■ REQUIRED WORK
An exact copy of every record is needed.

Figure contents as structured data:
::::::::

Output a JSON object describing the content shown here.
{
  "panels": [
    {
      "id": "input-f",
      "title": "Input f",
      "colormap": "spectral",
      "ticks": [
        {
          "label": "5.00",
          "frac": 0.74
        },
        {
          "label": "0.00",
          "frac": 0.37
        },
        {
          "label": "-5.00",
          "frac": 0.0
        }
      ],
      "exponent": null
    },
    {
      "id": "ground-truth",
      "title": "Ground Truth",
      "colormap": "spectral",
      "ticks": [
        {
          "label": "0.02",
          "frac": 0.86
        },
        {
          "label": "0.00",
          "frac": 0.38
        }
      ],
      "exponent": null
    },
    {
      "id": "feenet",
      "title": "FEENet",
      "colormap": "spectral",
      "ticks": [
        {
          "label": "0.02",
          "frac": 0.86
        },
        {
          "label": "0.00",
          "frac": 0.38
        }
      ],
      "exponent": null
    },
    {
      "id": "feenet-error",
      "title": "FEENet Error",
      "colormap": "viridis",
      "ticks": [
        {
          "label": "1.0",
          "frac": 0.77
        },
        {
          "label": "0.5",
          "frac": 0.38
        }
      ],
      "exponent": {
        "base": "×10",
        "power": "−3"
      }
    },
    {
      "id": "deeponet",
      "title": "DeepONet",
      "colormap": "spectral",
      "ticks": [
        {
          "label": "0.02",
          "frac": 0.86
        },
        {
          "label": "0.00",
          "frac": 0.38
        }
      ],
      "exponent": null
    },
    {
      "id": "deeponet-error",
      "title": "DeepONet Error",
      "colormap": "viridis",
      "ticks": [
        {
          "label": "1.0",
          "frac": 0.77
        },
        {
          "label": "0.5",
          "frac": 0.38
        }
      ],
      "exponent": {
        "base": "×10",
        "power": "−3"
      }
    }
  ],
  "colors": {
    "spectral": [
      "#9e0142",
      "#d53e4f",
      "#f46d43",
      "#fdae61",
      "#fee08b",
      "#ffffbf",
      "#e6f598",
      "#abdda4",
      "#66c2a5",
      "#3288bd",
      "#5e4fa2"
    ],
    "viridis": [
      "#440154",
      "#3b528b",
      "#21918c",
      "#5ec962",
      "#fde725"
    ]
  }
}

::::::::

■ FULL ANSWER
Output a JSON object describing the content shown here.
{
  "panels": [
    {
      "id": "input-f",
      "title": "Input f",
      "colormap": "spectral",
      "ticks": [
        {
          "label": "5.00",
          "frac": 0.74
        },
        {
          "label": "0.00",
          "frac": 0.37
        },
        {
          "label": "-5.00",
          "frac": 0.0
        }
      ],
      "exponent": null
    },
    {
      "id": "ground-truth",
      "title": "Ground Truth",
      "colormap": "spectral",
      "ticks": [
        {
          "label": "0.02",
          "frac": 0.86
        },
        {
          "label": "0.00",
          "frac": 0.38
        }
      ],
      "exponent": null
    },
    {
      "id": "feenet",
      "title": "FEENet",
      "colormap": "spectral",
      "ticks": [
        {
          "label": "0.02",
          "frac": 0.86
        },
        {
          "label": "0.00",
          "frac": 0.38
        }
      ],
      "exponent": null
    },
    {
      "id": "feenet-error",
      "title": "FEENet Error",
      "colormap": "viridis",
      "ticks": [
        {
          "label": "1.0",
          "frac": 0.77
        },
        {
          "label": "0.5",
          "frac": 0.38
        }
      ],
      "exponent": {
        "base": "×10",
        "power": "−3"
      }
    },
    {
      "id": "deeponet",
      "title": "DeepONet",
      "colormap": "spectral",
      "ticks": [
        {
          "label": "0.02",
          "frac": 0.86
        },
        {
          "label": "0.00",
          "frac": 0.38
        }
      ],
      "exponent": null
    },
    {
      "id": "deeponet-error",
      "title": "DeepONet Error",
      "colormap": "viridis",
      "ticks": [
        {
          "label": "1.0",
          "frac": 0.77
        },
        {
          "label": "0.5",
          "frac": 0.38
        }
      ],
      "exponent": {
        "base": "×10",
        "power": "−3"
      }
    }
  ],
  "colors": {
    "spectral": [
      "#9e0142",
      "#d53e4f",
      "#f46d43",
      "#fdae61",
      "#fee08b",
      "#ffffbf",
      "#e6f598",
      "#abdda4",
      "#66c2a5",
      "#3288bd",
      "#5e4fa2"
    ],
    "viridis": [
      "#440154",
      "#3b528b",
      "#21918c",
      "#5ec962",
      "#fde725"
    ]
  }
}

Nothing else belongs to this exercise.